§ **WHAT IS REQUIRED**: Pick out each line in these entries that contains the string "grid".

§ **DATASET EXCERPTS**:
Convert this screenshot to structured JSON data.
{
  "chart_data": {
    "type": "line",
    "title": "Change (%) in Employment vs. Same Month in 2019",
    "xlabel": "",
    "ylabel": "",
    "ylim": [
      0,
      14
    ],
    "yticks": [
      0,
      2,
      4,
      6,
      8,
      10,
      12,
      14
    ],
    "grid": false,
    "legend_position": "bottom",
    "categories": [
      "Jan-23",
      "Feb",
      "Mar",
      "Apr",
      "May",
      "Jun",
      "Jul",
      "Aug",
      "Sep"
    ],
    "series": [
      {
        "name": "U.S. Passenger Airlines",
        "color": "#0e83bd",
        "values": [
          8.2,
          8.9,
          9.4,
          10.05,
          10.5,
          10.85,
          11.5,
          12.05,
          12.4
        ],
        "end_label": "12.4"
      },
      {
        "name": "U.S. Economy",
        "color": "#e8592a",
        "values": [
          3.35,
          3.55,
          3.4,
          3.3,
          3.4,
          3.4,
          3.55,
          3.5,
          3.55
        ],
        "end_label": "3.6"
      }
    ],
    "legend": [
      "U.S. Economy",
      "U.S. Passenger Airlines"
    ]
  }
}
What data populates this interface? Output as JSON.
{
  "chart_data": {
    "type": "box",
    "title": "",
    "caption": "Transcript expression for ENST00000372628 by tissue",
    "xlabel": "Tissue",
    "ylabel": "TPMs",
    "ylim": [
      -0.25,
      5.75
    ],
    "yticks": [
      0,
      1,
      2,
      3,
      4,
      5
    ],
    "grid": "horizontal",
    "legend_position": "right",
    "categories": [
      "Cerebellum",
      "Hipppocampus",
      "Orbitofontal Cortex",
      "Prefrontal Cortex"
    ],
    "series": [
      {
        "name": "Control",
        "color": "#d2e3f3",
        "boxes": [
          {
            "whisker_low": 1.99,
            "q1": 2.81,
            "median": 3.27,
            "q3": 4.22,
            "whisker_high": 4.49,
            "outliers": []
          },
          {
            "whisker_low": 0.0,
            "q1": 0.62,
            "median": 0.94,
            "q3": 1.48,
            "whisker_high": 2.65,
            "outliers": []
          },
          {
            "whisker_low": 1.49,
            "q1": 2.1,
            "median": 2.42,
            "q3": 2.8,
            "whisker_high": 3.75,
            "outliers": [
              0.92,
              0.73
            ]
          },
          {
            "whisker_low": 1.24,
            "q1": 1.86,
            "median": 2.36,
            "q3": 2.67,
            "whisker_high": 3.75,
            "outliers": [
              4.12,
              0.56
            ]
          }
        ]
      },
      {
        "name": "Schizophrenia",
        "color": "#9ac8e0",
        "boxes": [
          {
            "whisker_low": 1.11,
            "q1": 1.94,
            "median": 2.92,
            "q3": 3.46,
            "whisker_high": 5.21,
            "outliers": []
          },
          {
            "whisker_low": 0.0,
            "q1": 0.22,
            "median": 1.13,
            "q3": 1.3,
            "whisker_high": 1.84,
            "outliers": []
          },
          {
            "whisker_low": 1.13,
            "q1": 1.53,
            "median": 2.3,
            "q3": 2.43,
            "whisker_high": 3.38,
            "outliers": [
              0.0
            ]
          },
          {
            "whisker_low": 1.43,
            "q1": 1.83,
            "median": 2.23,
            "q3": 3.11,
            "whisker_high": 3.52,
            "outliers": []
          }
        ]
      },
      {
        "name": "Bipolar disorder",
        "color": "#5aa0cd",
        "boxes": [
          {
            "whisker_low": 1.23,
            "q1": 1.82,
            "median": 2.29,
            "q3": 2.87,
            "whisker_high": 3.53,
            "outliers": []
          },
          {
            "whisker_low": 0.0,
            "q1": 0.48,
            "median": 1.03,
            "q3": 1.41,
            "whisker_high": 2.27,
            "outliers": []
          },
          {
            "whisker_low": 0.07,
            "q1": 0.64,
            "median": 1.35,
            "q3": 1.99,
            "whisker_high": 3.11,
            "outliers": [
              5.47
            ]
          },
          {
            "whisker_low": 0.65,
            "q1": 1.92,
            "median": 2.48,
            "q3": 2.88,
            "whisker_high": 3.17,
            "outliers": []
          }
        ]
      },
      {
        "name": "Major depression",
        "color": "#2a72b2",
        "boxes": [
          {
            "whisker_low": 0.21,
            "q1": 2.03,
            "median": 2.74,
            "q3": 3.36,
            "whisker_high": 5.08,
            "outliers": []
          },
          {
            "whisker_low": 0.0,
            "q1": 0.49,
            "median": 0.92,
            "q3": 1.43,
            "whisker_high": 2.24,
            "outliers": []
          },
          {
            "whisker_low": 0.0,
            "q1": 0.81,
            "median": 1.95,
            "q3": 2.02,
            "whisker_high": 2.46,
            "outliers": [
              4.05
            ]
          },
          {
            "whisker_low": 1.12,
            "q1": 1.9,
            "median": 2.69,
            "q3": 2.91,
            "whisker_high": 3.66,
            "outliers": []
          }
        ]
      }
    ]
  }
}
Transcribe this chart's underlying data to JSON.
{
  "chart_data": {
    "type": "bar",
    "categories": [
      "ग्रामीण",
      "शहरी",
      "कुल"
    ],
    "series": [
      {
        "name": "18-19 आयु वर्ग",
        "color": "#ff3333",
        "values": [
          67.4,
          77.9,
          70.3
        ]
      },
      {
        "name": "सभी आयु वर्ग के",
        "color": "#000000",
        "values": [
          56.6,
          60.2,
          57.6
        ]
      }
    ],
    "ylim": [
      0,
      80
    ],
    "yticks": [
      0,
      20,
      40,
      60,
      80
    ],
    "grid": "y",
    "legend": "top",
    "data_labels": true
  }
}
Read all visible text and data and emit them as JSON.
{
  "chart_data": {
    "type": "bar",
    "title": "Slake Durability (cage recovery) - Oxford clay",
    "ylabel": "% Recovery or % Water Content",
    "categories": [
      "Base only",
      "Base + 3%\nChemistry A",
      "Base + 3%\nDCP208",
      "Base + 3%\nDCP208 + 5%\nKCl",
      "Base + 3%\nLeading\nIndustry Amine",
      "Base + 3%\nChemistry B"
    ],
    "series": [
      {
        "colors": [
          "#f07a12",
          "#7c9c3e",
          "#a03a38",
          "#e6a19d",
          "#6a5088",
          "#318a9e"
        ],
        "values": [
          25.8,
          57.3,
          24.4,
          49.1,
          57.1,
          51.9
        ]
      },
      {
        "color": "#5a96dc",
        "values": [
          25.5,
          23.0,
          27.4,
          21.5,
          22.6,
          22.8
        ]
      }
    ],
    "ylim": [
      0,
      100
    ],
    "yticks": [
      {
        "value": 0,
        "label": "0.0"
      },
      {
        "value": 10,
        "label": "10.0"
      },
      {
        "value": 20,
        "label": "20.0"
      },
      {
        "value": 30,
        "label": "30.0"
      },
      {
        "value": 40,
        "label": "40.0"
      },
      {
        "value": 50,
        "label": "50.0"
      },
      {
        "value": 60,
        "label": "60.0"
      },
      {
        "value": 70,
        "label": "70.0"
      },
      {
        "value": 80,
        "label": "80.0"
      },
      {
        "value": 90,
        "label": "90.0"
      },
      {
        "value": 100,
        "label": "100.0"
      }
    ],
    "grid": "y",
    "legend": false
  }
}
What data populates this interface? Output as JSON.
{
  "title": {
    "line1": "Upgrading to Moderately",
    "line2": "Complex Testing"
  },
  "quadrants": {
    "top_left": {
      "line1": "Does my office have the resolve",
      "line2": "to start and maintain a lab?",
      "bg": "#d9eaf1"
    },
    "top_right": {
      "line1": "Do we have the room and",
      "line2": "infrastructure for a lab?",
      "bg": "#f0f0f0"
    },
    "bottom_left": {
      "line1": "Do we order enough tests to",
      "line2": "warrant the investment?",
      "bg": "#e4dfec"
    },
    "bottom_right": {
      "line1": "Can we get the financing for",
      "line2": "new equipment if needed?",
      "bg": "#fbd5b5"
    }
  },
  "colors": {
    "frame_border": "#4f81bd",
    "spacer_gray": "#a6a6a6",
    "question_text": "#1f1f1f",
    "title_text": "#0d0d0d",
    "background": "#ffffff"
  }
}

§ **EXERCISE OUTPUT**:
    "grid": false,
    "grid": "horizontal",
    "grid": "y",
    "grid": "y",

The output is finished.